[Collected data entries]
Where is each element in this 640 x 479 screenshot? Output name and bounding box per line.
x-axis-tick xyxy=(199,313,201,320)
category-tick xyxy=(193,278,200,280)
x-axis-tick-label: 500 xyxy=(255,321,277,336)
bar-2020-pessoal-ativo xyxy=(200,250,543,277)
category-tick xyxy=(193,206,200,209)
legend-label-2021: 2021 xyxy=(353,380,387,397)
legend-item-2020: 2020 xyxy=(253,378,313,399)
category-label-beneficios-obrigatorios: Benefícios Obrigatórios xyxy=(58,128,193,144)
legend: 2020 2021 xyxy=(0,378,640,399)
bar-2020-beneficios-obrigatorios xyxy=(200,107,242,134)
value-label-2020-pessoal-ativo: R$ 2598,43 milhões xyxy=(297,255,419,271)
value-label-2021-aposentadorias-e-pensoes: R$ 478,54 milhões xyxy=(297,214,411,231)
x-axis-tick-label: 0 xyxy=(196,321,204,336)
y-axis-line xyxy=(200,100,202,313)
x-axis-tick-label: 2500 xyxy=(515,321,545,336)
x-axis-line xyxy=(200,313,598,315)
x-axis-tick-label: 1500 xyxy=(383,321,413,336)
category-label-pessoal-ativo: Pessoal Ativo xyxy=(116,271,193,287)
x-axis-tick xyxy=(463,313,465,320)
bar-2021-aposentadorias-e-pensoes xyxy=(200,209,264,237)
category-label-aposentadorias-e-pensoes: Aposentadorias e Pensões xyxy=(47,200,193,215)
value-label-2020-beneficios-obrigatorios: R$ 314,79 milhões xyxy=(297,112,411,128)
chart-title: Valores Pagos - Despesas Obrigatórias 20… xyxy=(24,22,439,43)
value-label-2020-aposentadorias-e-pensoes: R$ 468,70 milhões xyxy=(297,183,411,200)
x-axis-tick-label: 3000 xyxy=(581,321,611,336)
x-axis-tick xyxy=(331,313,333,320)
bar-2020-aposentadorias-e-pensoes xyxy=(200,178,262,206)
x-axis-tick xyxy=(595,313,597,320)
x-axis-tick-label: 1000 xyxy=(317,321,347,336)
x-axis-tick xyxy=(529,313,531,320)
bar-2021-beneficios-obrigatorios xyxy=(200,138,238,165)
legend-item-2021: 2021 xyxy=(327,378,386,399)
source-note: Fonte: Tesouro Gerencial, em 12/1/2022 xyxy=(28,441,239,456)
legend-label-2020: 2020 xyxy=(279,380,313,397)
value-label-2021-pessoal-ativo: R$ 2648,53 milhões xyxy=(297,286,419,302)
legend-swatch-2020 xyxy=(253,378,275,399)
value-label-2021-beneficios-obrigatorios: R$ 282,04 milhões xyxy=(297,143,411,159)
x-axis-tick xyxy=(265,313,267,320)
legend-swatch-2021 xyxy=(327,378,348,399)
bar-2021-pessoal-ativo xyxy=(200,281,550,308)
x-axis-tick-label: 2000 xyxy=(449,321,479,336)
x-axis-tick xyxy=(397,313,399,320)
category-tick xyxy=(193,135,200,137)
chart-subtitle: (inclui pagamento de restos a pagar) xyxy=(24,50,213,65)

- Given problem: Repeat the entire listing above word for word, from its first line to its last.

- Response for this exercise:
Where is each element in this 640 x 479 screenshot? Output name and bounding box per line.
x-axis-tick xyxy=(199,313,201,320)
category-tick xyxy=(193,278,200,280)
x-axis-tick-label: 500 xyxy=(255,321,277,336)
bar-2020-pessoal-ativo xyxy=(200,250,543,277)
category-tick xyxy=(193,206,200,209)
legend-label-2021: 2021 xyxy=(353,380,387,397)
legend-item-2020: 2020 xyxy=(253,378,313,399)
category-label-beneficios-obrigatorios: Benefícios Obrigatórios xyxy=(58,128,193,144)
legend: 2020 2021 xyxy=(0,378,640,399)
bar-2020-beneficios-obrigatorios xyxy=(200,107,242,134)
value-label-2020-pessoal-ativo: R$ 2598,43 milhões xyxy=(297,255,419,271)
value-label-2021-aposentadorias-e-pensoes: R$ 478,54 milhões xyxy=(297,214,411,231)
x-axis-tick-label: 0 xyxy=(196,321,204,336)
y-axis-line xyxy=(200,100,202,313)
x-axis-tick-label: 2500 xyxy=(515,321,545,336)
x-axis-line xyxy=(200,313,598,315)
x-axis-tick-label: 1500 xyxy=(383,321,413,336)
category-label-pessoal-ativo: Pessoal Ativo xyxy=(116,271,193,287)
x-axis-tick xyxy=(463,313,465,320)
bar-2021-aposentadorias-e-pensoes xyxy=(200,209,264,237)
category-label-aposentadorias-e-pensoes: Aposentadorias e Pensões xyxy=(47,200,193,215)
value-label-2020-beneficios-obrigatorios: R$ 314,79 milhões xyxy=(297,112,411,128)
chart-title: Valores Pagos - Despesas Obrigatórias 20… xyxy=(24,22,439,43)
value-label-2020-aposentadorias-e-pensoes: R$ 468,70 milhões xyxy=(297,183,411,200)
x-axis-tick-label: 3000 xyxy=(581,321,611,336)
x-axis-tick xyxy=(331,313,333,320)
bar-2020-aposentadorias-e-pensoes xyxy=(200,178,262,206)
x-axis-tick xyxy=(595,313,597,320)
x-axis-tick-label: 1000 xyxy=(317,321,347,336)
x-axis-tick xyxy=(529,313,531,320)
bar-2021-beneficios-obrigatorios xyxy=(200,138,238,165)
legend-item-2021: 2021 xyxy=(327,378,386,399)
source-note: Fonte: Tesouro Gerencial, em 12/1/2022 xyxy=(28,441,239,456)
legend-label-2020: 2020 xyxy=(279,380,313,397)
value-label-2021-pessoal-ativo: R$ 2648,53 milhões xyxy=(297,286,419,302)
legend-swatch-2020 xyxy=(253,378,275,399)
value-label-2021-beneficios-obrigatorios: R$ 282,04 milhões xyxy=(297,143,411,159)
x-axis-tick xyxy=(265,313,267,320)
legend-swatch-2021 xyxy=(327,378,348,399)
bar-2021-pessoal-ativo xyxy=(200,281,550,308)
x-axis-tick-label: 2000 xyxy=(449,321,479,336)
x-axis-tick xyxy=(397,313,399,320)
category-tick xyxy=(193,135,200,137)
chart-subtitle: (inclui pagamento de restos a pagar) xyxy=(24,50,213,65)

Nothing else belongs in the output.